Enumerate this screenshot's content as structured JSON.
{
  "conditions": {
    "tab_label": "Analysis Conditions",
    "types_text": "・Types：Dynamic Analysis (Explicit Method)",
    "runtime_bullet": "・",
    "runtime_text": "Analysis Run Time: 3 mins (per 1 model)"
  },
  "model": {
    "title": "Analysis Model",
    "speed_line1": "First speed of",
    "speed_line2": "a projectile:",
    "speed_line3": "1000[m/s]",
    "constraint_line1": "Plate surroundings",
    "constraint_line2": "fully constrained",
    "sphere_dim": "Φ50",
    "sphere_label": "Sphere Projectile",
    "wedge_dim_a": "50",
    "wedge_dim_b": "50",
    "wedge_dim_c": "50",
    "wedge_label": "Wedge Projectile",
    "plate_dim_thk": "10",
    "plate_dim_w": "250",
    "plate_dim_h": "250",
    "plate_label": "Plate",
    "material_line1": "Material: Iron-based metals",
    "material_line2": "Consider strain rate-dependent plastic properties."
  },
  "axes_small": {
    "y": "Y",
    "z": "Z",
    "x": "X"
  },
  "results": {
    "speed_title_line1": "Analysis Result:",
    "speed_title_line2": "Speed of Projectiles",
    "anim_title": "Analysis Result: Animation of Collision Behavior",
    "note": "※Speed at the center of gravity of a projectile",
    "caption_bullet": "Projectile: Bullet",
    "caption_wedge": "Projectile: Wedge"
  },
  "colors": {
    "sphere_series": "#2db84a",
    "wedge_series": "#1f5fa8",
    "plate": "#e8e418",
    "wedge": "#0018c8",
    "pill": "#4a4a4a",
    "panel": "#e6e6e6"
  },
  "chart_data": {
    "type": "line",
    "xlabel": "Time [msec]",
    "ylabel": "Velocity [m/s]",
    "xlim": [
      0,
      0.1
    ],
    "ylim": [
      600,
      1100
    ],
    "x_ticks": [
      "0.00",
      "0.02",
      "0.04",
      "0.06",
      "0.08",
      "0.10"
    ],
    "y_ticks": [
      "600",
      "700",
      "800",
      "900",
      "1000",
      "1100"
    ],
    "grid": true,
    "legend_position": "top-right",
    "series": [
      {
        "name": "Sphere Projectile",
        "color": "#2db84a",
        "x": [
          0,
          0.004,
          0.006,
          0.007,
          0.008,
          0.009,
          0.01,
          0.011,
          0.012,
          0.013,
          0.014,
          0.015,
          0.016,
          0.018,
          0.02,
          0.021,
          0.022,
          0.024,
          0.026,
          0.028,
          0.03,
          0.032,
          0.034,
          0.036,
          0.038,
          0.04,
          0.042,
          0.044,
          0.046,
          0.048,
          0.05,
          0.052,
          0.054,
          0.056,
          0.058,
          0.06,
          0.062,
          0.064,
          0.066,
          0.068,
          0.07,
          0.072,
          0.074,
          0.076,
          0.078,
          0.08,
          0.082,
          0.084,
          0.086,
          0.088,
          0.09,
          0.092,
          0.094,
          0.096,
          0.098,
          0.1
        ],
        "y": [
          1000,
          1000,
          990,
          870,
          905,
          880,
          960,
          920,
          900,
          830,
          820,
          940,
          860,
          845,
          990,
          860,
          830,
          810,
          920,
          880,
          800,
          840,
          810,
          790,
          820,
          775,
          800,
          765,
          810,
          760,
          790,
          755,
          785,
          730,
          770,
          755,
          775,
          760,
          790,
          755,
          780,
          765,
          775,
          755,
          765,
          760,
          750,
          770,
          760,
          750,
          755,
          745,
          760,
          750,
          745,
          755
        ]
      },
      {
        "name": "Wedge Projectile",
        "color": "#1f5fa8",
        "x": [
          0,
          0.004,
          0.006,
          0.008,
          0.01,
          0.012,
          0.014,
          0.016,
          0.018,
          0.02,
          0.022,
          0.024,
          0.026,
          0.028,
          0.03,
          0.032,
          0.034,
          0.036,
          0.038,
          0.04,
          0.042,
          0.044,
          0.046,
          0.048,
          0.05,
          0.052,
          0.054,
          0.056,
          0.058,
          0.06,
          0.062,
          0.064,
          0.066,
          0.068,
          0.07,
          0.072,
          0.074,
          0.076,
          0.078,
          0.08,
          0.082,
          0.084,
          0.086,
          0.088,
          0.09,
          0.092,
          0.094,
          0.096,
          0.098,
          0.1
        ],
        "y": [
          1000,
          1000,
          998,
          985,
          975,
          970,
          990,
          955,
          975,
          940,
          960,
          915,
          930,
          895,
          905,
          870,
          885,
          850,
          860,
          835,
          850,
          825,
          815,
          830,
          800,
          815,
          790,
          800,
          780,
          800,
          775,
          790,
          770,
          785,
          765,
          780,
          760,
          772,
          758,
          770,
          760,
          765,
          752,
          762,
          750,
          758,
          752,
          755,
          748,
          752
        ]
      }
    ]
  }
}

==

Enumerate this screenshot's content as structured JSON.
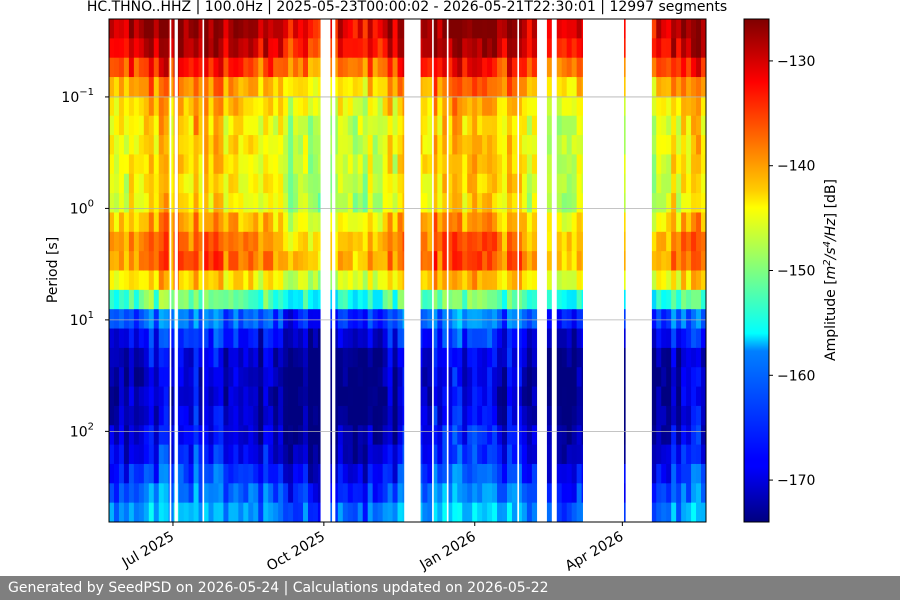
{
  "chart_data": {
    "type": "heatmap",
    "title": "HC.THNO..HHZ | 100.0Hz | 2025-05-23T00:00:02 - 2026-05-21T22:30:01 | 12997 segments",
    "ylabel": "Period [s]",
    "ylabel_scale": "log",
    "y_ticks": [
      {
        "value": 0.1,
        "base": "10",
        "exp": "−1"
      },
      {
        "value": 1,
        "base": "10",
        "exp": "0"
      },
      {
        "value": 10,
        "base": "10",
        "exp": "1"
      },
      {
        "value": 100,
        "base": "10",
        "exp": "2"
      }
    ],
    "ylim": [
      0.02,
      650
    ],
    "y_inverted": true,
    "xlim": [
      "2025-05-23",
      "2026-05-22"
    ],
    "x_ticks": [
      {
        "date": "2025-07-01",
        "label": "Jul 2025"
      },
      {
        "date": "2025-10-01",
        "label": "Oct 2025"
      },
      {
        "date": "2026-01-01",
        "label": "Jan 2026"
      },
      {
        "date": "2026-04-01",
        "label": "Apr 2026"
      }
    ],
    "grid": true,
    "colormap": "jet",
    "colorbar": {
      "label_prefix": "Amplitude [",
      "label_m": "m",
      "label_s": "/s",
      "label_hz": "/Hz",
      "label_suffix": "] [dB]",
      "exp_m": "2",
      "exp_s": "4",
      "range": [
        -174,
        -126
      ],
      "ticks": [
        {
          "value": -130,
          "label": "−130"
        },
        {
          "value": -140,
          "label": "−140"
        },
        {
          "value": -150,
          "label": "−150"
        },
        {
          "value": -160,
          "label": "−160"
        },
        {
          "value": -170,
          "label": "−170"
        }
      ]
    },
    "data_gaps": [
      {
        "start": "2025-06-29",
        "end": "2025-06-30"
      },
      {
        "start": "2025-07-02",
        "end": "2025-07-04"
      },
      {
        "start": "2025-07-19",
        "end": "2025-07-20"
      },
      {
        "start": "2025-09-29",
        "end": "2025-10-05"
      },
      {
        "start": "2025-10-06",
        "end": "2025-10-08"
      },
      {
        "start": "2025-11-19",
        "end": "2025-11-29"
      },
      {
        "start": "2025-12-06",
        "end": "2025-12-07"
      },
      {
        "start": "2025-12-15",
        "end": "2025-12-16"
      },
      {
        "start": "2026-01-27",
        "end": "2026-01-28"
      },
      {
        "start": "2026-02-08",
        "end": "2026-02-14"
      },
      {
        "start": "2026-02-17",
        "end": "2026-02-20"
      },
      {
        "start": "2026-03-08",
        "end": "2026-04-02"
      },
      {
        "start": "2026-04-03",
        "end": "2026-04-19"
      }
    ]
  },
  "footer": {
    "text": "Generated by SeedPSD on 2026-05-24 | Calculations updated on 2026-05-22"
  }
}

--

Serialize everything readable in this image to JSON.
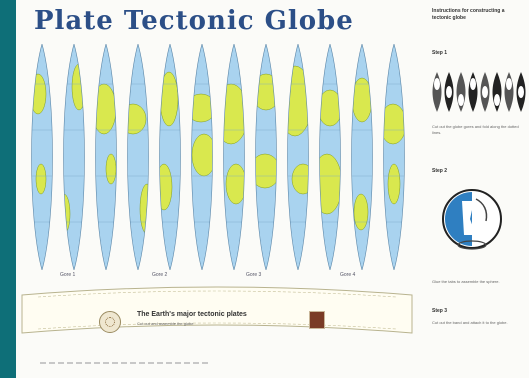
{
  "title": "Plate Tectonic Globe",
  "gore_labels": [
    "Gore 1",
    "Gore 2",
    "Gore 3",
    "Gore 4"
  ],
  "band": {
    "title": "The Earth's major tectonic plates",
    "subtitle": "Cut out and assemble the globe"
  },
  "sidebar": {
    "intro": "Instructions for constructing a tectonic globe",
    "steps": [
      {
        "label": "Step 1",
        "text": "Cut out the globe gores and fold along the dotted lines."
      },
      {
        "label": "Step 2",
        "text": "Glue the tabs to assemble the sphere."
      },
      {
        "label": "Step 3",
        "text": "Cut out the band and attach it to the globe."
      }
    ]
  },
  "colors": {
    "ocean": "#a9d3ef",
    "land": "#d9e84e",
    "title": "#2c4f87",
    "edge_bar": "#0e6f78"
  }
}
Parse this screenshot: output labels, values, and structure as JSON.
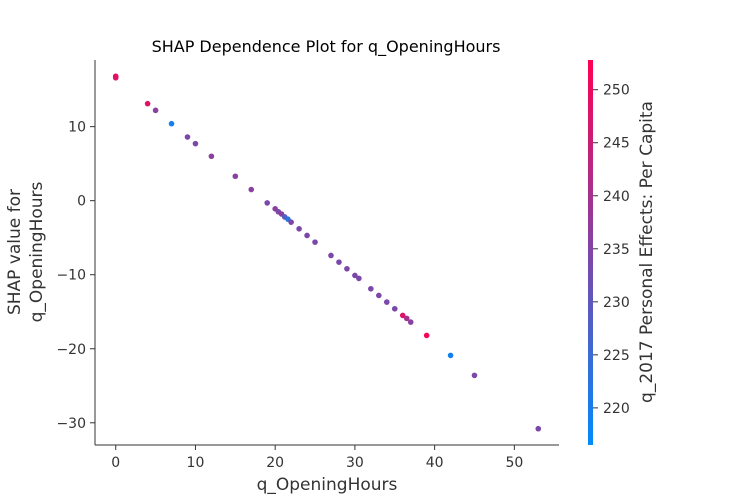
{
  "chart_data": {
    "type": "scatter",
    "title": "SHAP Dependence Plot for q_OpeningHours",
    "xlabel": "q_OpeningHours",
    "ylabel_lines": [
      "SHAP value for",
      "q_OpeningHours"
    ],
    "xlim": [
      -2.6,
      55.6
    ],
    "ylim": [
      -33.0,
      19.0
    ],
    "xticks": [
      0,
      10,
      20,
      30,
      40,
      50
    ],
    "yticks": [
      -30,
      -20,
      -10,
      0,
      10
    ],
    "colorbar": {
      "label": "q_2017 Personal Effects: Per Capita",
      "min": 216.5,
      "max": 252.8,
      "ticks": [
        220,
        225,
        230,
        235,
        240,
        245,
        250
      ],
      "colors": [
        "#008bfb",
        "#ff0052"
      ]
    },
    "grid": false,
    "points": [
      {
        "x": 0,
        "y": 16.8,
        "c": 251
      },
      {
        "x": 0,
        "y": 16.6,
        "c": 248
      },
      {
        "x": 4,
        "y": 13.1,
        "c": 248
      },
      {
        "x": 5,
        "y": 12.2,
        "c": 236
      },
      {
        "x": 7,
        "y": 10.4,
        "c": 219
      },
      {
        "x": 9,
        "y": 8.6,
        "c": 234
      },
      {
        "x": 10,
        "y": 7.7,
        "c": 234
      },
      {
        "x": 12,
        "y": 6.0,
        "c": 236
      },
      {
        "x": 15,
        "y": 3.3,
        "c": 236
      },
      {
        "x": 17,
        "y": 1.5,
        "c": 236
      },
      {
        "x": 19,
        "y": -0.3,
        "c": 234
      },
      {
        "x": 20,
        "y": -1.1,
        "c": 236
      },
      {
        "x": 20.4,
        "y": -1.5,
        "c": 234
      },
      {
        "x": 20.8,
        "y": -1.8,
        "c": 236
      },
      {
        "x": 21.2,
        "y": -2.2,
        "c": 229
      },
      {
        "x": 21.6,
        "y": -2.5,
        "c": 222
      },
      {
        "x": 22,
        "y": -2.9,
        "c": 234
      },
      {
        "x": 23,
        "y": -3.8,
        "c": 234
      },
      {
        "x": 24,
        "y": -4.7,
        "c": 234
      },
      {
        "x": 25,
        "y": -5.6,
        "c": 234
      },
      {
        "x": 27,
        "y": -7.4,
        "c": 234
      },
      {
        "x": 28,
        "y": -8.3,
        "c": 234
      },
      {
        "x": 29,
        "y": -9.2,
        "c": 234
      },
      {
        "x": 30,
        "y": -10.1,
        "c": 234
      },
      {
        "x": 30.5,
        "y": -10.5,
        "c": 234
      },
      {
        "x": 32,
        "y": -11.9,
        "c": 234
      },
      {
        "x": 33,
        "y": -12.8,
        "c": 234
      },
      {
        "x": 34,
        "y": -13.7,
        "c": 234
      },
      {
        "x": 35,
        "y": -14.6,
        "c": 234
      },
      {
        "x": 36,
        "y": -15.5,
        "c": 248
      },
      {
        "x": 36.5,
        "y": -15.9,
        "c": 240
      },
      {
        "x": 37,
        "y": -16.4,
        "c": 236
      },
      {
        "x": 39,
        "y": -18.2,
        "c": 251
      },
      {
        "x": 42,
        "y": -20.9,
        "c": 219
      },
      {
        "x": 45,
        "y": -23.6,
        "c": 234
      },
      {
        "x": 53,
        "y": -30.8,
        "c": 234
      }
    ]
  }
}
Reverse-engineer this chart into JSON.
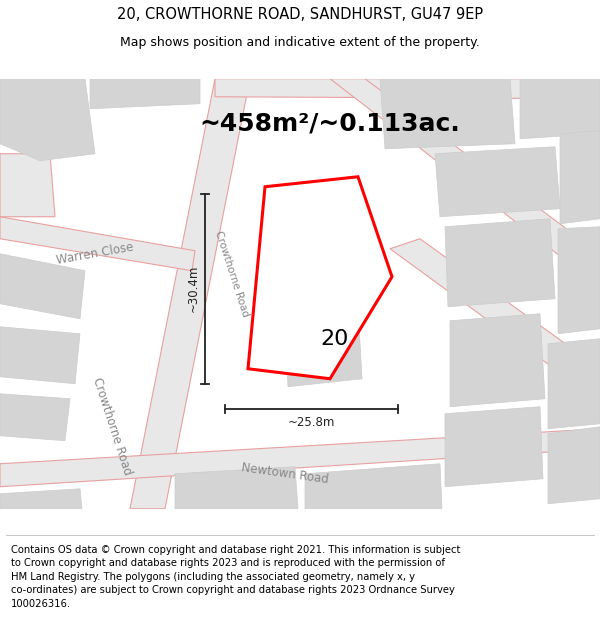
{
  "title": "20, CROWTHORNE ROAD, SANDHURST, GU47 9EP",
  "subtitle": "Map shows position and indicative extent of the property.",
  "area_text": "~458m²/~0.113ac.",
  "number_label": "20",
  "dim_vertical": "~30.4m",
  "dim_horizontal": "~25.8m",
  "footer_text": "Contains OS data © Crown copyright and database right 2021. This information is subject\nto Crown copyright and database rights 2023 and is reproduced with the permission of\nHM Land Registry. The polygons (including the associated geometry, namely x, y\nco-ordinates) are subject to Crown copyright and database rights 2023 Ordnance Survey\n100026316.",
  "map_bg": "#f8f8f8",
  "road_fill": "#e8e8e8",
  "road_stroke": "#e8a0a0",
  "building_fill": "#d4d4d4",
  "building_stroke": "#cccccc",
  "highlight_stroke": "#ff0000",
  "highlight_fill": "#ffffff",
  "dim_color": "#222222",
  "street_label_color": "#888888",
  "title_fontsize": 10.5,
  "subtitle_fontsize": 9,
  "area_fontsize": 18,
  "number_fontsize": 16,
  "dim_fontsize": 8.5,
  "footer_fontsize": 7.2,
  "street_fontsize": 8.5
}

Stated task
From the material, report only how many lines include the word "SHAP".

Response for this exercise
2